[To be done] Show every line that has the string "Πολωνία" in it.

(Stored records)
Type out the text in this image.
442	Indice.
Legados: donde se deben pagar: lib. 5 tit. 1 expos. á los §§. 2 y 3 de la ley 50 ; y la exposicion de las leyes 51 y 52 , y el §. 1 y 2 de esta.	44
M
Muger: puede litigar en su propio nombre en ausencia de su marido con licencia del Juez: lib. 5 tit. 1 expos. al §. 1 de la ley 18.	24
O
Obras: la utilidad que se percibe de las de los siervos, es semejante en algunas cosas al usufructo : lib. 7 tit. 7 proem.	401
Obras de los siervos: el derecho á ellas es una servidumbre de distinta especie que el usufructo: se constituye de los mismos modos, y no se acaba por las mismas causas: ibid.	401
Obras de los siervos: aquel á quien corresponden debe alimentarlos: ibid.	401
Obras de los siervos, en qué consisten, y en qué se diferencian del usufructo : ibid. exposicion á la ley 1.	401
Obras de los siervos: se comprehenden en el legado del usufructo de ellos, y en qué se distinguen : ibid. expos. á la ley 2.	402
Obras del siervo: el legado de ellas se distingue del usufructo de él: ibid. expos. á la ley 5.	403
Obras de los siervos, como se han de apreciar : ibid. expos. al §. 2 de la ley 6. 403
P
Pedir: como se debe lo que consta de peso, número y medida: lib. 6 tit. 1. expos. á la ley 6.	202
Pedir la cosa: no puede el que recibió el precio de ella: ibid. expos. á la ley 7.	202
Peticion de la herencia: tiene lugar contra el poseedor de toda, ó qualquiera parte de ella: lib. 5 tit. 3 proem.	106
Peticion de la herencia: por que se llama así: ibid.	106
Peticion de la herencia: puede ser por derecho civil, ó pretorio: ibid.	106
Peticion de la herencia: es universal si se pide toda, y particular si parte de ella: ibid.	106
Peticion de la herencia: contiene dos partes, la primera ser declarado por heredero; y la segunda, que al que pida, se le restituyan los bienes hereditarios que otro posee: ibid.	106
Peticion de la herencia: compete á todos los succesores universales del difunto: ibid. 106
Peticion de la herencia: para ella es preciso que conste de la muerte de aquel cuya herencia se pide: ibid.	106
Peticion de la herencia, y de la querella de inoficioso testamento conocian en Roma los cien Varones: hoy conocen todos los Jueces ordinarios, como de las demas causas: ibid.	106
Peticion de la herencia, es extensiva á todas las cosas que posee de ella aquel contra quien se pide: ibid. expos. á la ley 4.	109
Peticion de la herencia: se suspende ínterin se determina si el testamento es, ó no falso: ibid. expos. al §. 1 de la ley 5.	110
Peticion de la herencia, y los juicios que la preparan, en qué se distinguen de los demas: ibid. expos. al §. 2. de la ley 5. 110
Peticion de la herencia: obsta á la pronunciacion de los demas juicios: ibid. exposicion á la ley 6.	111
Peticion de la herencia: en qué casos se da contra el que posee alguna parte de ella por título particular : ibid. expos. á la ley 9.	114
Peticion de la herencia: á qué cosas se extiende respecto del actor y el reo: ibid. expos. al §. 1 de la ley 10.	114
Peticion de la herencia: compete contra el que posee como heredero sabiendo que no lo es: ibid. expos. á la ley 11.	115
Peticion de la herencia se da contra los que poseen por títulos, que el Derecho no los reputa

---

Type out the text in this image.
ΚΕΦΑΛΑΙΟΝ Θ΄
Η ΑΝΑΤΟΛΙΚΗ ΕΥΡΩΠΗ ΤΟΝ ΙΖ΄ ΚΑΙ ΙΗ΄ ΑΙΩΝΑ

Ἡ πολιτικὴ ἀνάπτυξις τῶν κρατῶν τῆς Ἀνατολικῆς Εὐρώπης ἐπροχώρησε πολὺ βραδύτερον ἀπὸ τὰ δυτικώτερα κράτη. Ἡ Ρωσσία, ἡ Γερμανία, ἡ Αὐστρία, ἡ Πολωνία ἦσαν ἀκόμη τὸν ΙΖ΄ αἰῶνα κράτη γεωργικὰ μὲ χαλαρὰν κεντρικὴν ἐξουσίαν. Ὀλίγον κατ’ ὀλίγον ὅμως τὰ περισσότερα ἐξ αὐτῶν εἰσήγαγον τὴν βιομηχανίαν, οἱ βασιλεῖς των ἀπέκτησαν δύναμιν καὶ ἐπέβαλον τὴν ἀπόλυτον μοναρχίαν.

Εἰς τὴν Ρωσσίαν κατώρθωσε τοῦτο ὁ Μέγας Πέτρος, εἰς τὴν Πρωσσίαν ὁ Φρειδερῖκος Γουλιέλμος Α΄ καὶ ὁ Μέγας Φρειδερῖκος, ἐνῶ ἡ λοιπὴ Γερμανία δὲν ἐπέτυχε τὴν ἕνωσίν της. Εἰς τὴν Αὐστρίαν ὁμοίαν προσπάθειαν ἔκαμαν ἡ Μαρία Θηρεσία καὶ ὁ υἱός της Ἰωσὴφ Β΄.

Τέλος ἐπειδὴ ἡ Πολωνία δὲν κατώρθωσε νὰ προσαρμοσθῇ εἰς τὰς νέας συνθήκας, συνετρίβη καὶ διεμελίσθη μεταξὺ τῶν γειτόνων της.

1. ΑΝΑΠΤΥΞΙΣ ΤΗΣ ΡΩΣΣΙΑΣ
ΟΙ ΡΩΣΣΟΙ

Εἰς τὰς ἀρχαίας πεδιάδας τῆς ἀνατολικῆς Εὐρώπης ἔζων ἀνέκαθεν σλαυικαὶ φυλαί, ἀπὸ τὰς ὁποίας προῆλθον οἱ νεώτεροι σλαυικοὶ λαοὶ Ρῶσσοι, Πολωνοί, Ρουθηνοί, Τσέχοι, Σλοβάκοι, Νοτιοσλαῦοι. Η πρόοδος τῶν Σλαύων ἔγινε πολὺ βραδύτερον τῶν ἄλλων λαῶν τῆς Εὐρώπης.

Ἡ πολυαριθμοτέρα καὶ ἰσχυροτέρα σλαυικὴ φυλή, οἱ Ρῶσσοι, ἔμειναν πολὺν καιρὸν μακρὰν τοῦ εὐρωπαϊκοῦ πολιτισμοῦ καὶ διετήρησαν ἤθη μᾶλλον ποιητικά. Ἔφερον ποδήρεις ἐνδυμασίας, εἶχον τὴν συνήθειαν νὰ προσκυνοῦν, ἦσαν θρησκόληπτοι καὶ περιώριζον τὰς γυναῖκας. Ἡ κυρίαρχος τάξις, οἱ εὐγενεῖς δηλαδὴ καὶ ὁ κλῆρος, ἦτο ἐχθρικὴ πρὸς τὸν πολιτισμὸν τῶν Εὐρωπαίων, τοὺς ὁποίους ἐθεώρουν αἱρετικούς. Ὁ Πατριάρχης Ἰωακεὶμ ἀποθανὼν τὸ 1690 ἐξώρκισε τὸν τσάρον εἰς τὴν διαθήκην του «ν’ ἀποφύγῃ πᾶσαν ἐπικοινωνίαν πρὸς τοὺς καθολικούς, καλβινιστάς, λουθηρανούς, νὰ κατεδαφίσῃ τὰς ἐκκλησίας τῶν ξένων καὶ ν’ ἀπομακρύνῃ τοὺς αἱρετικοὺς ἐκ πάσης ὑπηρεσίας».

[Response to the task]
Ἡ πολιτικὴ ἀνάπτυξις τῶν κρατῶν τῆς Ἀνατολικῆς Εὐρώπης ἐπροχώρησε πολὺ βραδύτερον ἀπὸ τὰ δυτικώτερα κράτη. Ἡ Ρωσσία, ἡ Γερμανία, ἡ Αὐστρία, ἡ Πολωνία ἦσαν ἀκόμη τὸν ΙΖ΄ αἰῶνα κράτη γεωργικὰ μὲ χαλαρὰν κεντρικὴν ἐξουσίαν. Ὀλίγον κατ’ ὀλίγον ὅμως τὰ περισσότερα ἐξ αὐτῶν εἰσήγαγον τὴν βιομηχανίαν, οἱ βασιλεῖς των ἀπέκτησαν δύναμιν καὶ ἐπέβαλον τὴν ἀπόλυτον μοναρχίαν.
Τέλος ἐπειδὴ ἡ Πολωνία δὲν κατώρθωσε νὰ προσαρμοσθῇ εἰς τὰς νέας συνθήκας, συνετρίβη καὶ διεμελίσθη μεταξὺ τῶν γειτόνων της.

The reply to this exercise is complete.